→ Work to complete
Repeat the material exactly, leaving nothing out.

→ Records provided
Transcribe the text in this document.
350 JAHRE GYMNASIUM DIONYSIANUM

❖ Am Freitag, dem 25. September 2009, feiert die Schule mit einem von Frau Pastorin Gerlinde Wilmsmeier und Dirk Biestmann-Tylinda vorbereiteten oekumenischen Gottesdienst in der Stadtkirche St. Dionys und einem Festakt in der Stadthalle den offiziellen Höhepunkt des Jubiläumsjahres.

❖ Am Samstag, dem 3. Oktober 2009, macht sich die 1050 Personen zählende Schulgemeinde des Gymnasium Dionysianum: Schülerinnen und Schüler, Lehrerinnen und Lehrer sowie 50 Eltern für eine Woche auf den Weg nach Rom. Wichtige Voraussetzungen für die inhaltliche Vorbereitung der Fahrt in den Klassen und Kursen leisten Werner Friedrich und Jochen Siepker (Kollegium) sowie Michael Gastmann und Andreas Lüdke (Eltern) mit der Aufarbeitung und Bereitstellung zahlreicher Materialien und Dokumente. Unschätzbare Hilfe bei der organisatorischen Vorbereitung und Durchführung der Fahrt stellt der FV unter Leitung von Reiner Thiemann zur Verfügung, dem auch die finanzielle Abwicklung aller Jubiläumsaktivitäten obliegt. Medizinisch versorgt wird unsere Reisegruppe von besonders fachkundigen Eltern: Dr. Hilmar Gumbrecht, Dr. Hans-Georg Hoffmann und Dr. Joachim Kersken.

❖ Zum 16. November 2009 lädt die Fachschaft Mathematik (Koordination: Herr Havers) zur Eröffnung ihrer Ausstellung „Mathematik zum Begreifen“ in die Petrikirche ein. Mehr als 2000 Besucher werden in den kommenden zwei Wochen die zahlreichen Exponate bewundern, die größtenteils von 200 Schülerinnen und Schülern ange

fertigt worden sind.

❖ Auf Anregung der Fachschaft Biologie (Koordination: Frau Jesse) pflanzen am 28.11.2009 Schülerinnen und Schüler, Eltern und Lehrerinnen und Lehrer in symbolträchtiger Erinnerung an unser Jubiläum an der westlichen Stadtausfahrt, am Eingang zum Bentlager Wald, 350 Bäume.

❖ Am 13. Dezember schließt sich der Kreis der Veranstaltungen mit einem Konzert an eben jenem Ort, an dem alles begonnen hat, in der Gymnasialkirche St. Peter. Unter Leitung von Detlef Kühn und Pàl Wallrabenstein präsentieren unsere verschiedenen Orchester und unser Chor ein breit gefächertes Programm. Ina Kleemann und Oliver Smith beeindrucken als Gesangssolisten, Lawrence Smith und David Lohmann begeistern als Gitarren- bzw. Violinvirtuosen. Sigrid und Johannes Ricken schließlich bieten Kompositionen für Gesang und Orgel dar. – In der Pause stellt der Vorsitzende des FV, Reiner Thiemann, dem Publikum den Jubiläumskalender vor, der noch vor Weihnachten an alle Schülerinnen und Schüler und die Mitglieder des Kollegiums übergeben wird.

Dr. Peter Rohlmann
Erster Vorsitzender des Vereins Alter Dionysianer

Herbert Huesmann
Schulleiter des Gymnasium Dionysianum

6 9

→ Solution
Transcribe the text in this document.
350 JAHRE GYMNASIUM DIONYSIANUM

❖ Am Freitag, dem 25. September 2009, feiert die Schule mit einem von Frau Pastorin Gerlinde Wilmsmeier und Dirk Biestmann-Tylinda vorbereiteten oekumenischen Gottesdienst in der Stadtkirche St. Dionys und einem Festakt in der Stadthalle den offiziellen Höhepunkt des Jubiläumsjahres.

❖ Am Samstag, dem 3. Oktober 2009, macht sich die 1050 Personen zählende Schulgemeinde des Gymnasium Dionysianum: Schülerinnen und Schüler, Lehrerinnen und Lehrer sowie 50 Eltern für eine Woche auf den Weg nach Rom. Wichtige Voraussetzungen für die inhaltliche Vorbereitung der Fahrt in den Klassen und Kursen leisten Werner Friedrich und Jochen Siepker (Kollegium) sowie Michael Gastmann und Andreas Lüdke (Eltern) mit der Aufarbeitung und Bereitstellung zahlreicher Materialien und Dokumente. Unschätzbare Hilfe bei der organisatorischen Vorbereitung und Durchführung der Fahrt stellt der FV unter Leitung von Reiner Thiemann zur Verfügung, dem auch die finanzielle Abwicklung aller Jubiläumsaktivitäten obliegt. Medizinisch versorgt wird unsere Reisegruppe von besonders fachkundigen Eltern: Dr. Hilmar Gumbrecht, Dr. Hans-Georg Hoffmann und Dr. Joachim Kersken.

❖ Zum 16. November 2009 lädt die Fachschaft Mathematik (Koordination: Herr Havers) zur Eröffnung ihrer Ausstellung „Mathematik zum Begreifen“ in die Petrikirche ein. Mehr als 2000 Besucher werden in den kommenden zwei Wochen die zahlreichen Exponate bewundern, die größtenteils von 200 Schülerinnen und Schülern ange

fertigt worden sind.

❖ Auf Anregung der Fachschaft Biologie (Koordination: Frau Jesse) pflanzen am 28.11.2009 Schülerinnen und Schüler, Eltern und Lehrerinnen und Lehrer in symbolträchtiger Erinnerung an unser Jubiläum an der westlichen Stadtausfahrt, am Eingang zum Bentlager Wald, 350 Bäume.

❖ Am 13. Dezember schließt sich der Kreis der Veranstaltungen mit einem Konzert an eben jenem Ort, an dem alles begonnen hat, in der Gymnasialkirche St. Peter. Unter Leitung von Detlef Kühn und Pàl Wallrabenstein präsentieren unsere verschiedenen Orchester und unser Chor ein breit gefächertes Programm. Ina Kleemann und Oliver Smith beeindrucken als Gesangssolisten, Lawrence Smith und David Lohmann begeistern als Gitarren- bzw. Violinvirtuosen. Sigrid und Johannes Ricken schließlich bieten Kompositionen für Gesang und Orgel dar. – In der Pause stellt der Vorsitzende des FV, Reiner Thiemann, dem Publikum den Jubiläumskalender vor, der noch vor Weihnachten an alle Schülerinnen und Schüler und die Mitglieder des Kollegiums übergeben wird.

Dr. Peter Rohlmann
Erster Vorsitzender des Vereins Alter Dionysianer

Herbert Huesmann
Schulleiter des Gymnasium Dionysianum

6 9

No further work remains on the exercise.